Extract the complete listing and repeat it word for word.

---

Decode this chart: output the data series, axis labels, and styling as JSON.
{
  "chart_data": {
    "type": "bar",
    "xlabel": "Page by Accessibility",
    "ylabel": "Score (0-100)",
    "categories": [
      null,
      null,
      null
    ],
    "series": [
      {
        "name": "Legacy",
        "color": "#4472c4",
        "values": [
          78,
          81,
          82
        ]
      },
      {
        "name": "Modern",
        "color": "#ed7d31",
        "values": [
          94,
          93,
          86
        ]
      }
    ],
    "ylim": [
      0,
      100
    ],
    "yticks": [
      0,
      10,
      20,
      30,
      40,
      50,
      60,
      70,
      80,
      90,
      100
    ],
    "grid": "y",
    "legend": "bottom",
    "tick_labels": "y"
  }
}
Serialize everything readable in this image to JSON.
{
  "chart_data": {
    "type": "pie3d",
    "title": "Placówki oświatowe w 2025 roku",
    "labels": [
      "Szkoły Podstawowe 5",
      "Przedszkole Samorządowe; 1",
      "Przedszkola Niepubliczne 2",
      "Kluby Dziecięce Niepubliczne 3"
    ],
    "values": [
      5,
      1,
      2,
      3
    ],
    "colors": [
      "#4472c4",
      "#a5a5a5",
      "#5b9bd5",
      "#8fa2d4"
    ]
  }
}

---

● **FINAL RESULT**
Decode this chart: output the data series, axis labels, and styling as JSON.
{
  "chart_data": {
    "type": "bar",
    "xlabel": "Page by Accessibility",
    "ylabel": "Score (0-100)",
    "categories": [
      null,
      null,
      null
    ],
    "series": [
      {
        "name": "Legacy",
        "color": "#4472c4",
        "values": [
          78,
          81,
          82
        ]
      },
      {
        "name": "Modern",
        "color": "#ed7d31",
        "values": [
          94,
          93,
          86
        ]
      }
    ],
    "ylim": [
      0,
      100
    ],
    "yticks": [
      0,
      10,
      20,
      30,
      40,
      50,
      60,
      70,
      80,
      90,
      100
    ],
    "grid": "y",
    "legend": "bottom",
    "tick_labels": "y"
  }
}
Serialize everything readable in this image to JSON.
{
  "chart_data": {
    "type": "pie3d",
    "title": "Placówki oświatowe w 2025 roku",
    "labels": [
      "Szkoły Podstawowe 5",
      "Przedszkole Samorządowe; 1",
      "Przedszkola Niepubliczne 2",
      "Kluby Dziecięce Niepubliczne 3"
    ],
    "values": [
      5,
      1,
      2,
      3
    ],
    "colors": [
      "#4472c4",
      "#a5a5a5",
      "#5b9bd5",
      "#8fa2d4"
    ]
  }
}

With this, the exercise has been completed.